Aim:
Quote the whole listing word for word. Do not include the pictures.

Data excerpts:

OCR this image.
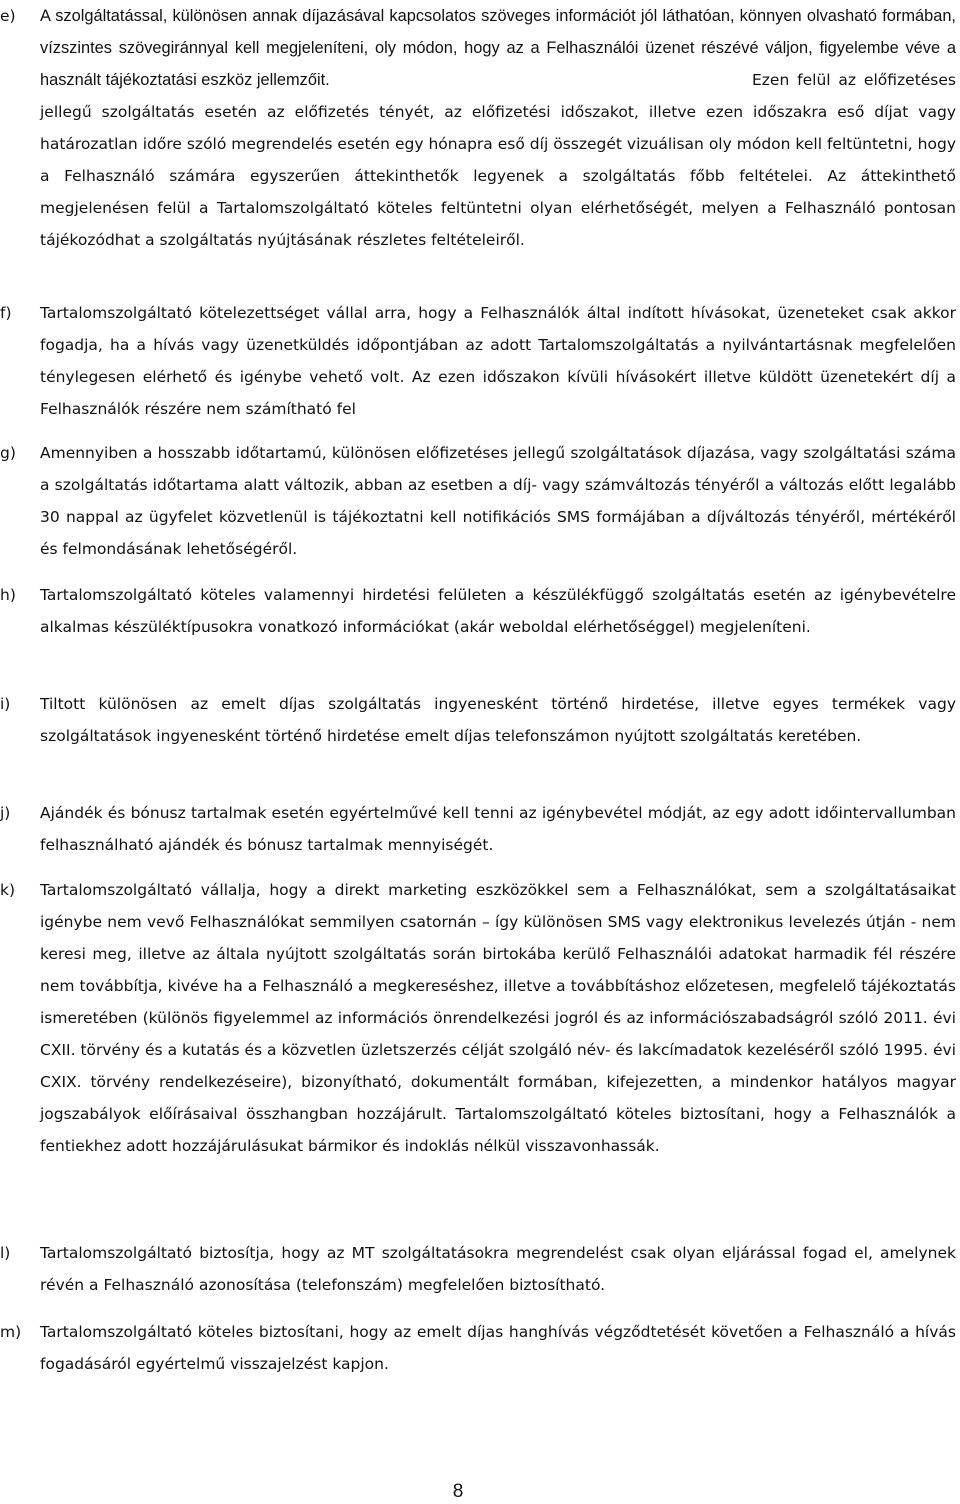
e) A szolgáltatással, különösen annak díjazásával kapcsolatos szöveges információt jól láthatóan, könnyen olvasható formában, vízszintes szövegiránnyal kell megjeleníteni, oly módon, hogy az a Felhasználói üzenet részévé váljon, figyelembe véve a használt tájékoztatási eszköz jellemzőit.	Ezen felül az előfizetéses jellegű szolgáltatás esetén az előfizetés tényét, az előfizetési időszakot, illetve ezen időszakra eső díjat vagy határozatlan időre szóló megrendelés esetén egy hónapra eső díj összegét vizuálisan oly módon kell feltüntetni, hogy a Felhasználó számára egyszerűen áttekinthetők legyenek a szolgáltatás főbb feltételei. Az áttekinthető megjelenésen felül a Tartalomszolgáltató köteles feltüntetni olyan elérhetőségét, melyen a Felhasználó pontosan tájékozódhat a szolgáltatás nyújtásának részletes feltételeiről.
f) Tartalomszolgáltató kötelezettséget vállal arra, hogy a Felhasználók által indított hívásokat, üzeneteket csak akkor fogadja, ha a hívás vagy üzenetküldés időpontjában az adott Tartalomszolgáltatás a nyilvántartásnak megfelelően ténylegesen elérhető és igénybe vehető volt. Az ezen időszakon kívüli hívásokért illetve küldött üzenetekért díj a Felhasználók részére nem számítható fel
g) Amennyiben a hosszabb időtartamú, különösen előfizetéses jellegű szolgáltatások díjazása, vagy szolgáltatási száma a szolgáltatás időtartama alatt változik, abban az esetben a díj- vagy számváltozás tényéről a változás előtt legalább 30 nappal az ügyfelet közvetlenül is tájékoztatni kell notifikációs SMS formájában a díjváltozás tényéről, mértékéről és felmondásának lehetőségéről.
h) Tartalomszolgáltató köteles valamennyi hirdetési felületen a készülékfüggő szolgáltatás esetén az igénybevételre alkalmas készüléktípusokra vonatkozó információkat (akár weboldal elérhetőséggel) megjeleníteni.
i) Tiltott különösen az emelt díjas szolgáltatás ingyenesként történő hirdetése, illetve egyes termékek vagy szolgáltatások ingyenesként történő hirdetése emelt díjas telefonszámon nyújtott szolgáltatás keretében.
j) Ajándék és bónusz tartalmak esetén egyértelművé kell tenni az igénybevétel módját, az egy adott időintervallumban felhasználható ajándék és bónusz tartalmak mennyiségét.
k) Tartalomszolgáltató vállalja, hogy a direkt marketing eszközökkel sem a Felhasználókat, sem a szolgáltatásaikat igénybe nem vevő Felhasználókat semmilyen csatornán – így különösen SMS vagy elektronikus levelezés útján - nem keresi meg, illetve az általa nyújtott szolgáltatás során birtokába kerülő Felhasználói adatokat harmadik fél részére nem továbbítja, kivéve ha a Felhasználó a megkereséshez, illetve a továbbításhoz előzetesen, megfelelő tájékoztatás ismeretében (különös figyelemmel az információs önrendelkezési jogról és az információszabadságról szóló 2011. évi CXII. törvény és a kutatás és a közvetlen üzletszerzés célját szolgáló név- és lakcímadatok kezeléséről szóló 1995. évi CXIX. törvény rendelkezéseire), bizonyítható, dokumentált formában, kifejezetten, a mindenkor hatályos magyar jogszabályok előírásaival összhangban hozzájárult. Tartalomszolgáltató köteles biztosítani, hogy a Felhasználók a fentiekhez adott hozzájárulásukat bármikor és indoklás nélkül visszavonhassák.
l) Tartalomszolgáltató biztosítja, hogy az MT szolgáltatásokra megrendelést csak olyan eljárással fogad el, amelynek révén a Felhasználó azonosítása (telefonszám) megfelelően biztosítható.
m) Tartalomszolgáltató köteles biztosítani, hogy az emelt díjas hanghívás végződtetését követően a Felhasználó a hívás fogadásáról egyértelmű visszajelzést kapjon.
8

Response to the task:
OCR this image.
e) A szolgáltatással, különösen annak díjazásával kapcsolatos szöveges információt jól láthatóan, könnyen olvasható formában, vízszintes szövegiránnyal kell megjeleníteni, oly módon, hogy az a Felhasználói üzenet részévé váljon, figyelembe véve a használt tájékoztatási eszköz jellemzőit.	Ezen felül az előfizetéses jellegű szolgáltatás esetén az előfizetés tényét, az előfizetési időszakot, illetve ezen időszakra eső díjat vagy határozatlan időre szóló megrendelés esetén egy hónapra eső díj összegét vizuálisan oly módon kell feltüntetni, hogy a Felhasználó számára egyszerűen áttekinthetők legyenek a szolgáltatás főbb feltételei. Az áttekinthető megjelenésen felül a Tartalomszolgáltató köteles feltüntetni olyan elérhetőségét, melyen a Felhasználó pontosan tájékozódhat a szolgáltatás nyújtásának részletes feltételeiről.
f) Tartalomszolgáltató kötelezettséget vállal arra, hogy a Felhasználók által indított hívásokat, üzeneteket csak akkor fogadja, ha a hívás vagy üzenetküldés időpontjában az adott Tartalomszolgáltatás a nyilvántartásnak megfelelően ténylegesen elérhető és igénybe vehető volt. Az ezen időszakon kívüli hívásokért illetve küldött üzenetekért díj a Felhasználók részére nem számítható fel
g) Amennyiben a hosszabb időtartamú, különösen előfizetéses jellegű szolgáltatások díjazása, vagy szolgáltatási száma a szolgáltatás időtartama alatt változik, abban az esetben a díj- vagy számváltozás tényéről a változás előtt legalább 30 nappal az ügyfelet közvetlenül is tájékoztatni kell notifikációs SMS formájában a díjváltozás tényéről, mértékéről és felmondásának lehetőségéről.
h) Tartalomszolgáltató köteles valamennyi hirdetési felületen a készülékfüggő szolgáltatás esetén az igénybevételre alkalmas készüléktípusokra vonatkozó információkat (akár weboldal elérhetőséggel) megjeleníteni.
i) Tiltott különösen az emelt díjas szolgáltatás ingyenesként történő hirdetése, illetve egyes termékek vagy szolgáltatások ingyenesként történő hirdetése emelt díjas telefonszámon nyújtott szolgáltatás keretében.
j) Ajándék és bónusz tartalmak esetén egyértelművé kell tenni az igénybevétel módját, az egy adott időintervallumban felhasználható ajándék és bónusz tartalmak mennyiségét.
k) Tartalomszolgáltató vállalja, hogy a direkt marketing eszközökkel sem a Felhasználókat, sem a szolgáltatásaikat igénybe nem vevő Felhasználókat semmilyen csatornán – így különösen SMS vagy elektronikus levelezés útján - nem keresi meg, illetve az általa nyújtott szolgáltatás során birtokába kerülő Felhasználói adatokat harmadik fél részére nem továbbítja, kivéve ha a Felhasználó a megkereséshez, illetve a továbbításhoz előzetesen, megfelelő tájékoztatás ismeretében (különös figyelemmel az információs önrendelkezési jogról és az információszabadságról szóló 2011. évi CXII. törvény és a kutatás és a közvetlen üzletszerzés célját szolgáló név- és lakcímadatok kezeléséről szóló 1995. évi CXIX. törvény rendelkezéseire), bizonyítható, dokumentált formában, kifejezetten, a mindenkor hatályos magyar jogszabályok előírásaival összhangban hozzájárult. Tartalomszolgáltató köteles biztosítani, hogy a Felhasználók a fentiekhez adott hozzájárulásukat bármikor és indoklás nélkül visszavonhassák.
l) Tartalomszolgáltató biztosítja, hogy az MT szolgáltatásokra megrendelést csak olyan eljárással fogad el, amelynek révén a Felhasználó azonosítása (telefonszám) megfelelően biztosítható.
m) Tartalomszolgáltató köteles biztosítani, hogy az emelt díjas hanghívás végződtetését követően a Felhasználó a hívás fogadásáról egyértelmű visszajelzést kapjon.
8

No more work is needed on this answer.